--- EXTRACTED INFORMATION ---

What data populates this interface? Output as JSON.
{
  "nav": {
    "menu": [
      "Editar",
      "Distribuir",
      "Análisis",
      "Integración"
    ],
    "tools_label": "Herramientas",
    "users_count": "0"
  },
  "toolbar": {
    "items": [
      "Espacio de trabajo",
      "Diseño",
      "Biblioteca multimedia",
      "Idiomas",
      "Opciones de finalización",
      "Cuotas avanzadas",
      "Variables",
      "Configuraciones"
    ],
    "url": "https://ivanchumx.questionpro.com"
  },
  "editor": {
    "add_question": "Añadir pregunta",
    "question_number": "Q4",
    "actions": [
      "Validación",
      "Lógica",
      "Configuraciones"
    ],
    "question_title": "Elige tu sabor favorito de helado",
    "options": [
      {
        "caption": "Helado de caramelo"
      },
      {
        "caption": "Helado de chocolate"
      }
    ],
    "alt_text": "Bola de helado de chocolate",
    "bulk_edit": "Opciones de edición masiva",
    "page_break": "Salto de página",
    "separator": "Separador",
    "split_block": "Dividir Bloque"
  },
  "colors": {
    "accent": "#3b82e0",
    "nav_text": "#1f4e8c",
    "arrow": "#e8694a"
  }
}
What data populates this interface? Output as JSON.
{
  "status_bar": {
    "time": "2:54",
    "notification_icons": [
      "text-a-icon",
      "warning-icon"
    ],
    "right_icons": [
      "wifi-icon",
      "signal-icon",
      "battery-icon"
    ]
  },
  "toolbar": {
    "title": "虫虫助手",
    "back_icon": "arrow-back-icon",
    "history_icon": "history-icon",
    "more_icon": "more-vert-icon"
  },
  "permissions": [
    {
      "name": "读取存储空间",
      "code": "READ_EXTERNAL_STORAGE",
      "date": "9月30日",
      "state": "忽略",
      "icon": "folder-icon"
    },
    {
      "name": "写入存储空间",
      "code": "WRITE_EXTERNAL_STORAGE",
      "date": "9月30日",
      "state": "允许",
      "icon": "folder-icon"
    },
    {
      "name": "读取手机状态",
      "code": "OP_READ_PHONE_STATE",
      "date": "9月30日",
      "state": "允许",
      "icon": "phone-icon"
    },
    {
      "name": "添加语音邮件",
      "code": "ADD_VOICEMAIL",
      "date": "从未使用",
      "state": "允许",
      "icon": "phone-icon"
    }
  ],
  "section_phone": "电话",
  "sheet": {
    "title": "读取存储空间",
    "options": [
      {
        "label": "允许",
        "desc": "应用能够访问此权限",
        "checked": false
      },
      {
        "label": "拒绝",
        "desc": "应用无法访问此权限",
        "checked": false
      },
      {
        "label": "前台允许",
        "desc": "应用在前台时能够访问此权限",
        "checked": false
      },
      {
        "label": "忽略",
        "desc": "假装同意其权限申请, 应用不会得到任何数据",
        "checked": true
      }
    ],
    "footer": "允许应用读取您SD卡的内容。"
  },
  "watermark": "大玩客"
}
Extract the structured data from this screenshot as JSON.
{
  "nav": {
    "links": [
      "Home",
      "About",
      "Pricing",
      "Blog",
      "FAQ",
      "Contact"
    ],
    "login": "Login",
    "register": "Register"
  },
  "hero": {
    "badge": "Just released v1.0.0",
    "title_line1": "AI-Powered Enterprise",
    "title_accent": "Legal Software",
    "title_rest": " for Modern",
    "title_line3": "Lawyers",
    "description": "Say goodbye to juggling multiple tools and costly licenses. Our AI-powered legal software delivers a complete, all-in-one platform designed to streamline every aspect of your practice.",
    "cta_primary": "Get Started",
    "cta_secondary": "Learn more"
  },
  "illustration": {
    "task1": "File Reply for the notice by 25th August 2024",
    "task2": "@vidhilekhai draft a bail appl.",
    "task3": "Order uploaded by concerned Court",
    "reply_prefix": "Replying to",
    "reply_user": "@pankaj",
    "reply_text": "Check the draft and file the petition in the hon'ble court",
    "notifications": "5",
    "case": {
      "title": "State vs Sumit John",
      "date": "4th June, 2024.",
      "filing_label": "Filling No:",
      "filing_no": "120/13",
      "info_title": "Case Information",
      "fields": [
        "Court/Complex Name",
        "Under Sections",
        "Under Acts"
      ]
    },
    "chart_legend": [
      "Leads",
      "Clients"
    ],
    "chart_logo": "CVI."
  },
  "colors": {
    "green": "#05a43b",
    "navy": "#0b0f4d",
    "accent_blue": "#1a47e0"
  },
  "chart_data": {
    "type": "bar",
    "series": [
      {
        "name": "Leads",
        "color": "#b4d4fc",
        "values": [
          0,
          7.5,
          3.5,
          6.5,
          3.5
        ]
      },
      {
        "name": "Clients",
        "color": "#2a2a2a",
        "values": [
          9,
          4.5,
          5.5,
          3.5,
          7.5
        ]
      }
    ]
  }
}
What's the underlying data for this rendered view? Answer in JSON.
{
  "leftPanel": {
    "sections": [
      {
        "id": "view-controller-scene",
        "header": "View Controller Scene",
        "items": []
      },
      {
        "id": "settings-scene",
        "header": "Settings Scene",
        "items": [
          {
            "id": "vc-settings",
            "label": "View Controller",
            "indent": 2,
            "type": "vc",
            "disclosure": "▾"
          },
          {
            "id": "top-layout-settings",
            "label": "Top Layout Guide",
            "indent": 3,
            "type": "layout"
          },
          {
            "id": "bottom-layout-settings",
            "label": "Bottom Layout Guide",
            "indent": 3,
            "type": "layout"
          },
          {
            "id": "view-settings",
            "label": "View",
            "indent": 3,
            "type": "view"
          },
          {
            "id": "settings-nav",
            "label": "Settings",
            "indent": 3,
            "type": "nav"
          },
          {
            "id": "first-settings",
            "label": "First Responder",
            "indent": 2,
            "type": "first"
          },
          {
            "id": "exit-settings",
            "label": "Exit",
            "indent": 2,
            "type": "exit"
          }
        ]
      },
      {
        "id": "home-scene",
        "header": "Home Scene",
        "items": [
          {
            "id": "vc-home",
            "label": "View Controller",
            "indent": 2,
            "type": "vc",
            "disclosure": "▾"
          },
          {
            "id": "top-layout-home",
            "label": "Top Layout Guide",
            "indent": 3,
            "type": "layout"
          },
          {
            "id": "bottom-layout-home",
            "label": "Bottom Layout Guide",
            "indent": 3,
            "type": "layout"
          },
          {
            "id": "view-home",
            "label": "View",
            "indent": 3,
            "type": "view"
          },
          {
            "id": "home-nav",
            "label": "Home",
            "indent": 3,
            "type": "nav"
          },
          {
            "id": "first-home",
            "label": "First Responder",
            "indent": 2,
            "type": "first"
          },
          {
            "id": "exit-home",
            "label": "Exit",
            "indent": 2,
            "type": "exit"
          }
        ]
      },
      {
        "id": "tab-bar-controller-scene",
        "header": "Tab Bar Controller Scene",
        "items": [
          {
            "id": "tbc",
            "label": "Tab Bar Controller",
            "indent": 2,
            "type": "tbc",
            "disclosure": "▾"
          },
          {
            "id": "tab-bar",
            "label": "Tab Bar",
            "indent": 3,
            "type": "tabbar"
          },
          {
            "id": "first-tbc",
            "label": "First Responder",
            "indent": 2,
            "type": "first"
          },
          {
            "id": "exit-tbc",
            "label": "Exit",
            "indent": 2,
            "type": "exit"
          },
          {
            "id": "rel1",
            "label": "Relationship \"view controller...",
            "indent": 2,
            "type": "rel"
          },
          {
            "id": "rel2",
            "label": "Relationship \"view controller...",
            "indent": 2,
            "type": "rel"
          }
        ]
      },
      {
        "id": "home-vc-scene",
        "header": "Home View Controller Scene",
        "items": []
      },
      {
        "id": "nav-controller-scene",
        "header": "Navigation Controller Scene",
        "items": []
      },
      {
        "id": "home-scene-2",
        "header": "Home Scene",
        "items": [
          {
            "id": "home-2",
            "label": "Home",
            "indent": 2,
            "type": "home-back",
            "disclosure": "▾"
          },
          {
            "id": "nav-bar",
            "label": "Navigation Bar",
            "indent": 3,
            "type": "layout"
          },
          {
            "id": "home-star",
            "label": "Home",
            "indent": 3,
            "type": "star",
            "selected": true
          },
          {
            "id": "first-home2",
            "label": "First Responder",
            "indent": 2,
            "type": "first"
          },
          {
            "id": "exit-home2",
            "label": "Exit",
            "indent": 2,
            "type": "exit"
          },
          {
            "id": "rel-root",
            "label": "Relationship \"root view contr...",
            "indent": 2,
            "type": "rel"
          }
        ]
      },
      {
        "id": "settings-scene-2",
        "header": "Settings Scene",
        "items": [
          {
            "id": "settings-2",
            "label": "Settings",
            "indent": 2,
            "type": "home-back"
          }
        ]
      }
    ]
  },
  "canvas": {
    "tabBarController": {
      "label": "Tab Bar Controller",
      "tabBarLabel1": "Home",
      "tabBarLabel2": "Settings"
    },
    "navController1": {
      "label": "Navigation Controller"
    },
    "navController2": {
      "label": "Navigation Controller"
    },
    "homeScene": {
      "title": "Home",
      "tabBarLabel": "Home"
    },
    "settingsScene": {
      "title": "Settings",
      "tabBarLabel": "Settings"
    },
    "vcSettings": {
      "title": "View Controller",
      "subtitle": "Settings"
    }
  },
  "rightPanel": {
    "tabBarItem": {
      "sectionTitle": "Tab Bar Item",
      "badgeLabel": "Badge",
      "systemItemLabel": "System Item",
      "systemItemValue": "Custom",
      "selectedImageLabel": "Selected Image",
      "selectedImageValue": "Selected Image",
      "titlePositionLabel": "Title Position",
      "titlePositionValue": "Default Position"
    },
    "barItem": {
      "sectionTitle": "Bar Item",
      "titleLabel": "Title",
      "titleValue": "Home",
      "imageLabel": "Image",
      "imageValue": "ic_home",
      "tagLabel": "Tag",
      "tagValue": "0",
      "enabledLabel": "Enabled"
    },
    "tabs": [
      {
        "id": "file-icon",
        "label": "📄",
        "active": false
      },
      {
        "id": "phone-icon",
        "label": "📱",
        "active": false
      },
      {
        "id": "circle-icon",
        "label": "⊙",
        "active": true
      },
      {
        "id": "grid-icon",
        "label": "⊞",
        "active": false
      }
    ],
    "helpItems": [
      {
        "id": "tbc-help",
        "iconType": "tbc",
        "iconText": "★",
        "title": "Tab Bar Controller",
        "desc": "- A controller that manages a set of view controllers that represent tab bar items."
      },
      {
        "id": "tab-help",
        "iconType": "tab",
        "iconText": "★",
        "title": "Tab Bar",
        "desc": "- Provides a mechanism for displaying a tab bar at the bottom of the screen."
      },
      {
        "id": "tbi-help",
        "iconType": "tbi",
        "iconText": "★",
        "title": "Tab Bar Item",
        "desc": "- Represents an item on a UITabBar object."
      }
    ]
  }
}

---

• DESCRIPTION OF THE TASK: Report how many lines in the listing above include the word "root". Give nothing but the number.

• SOLUTION FOR THIS EXERCISE: 2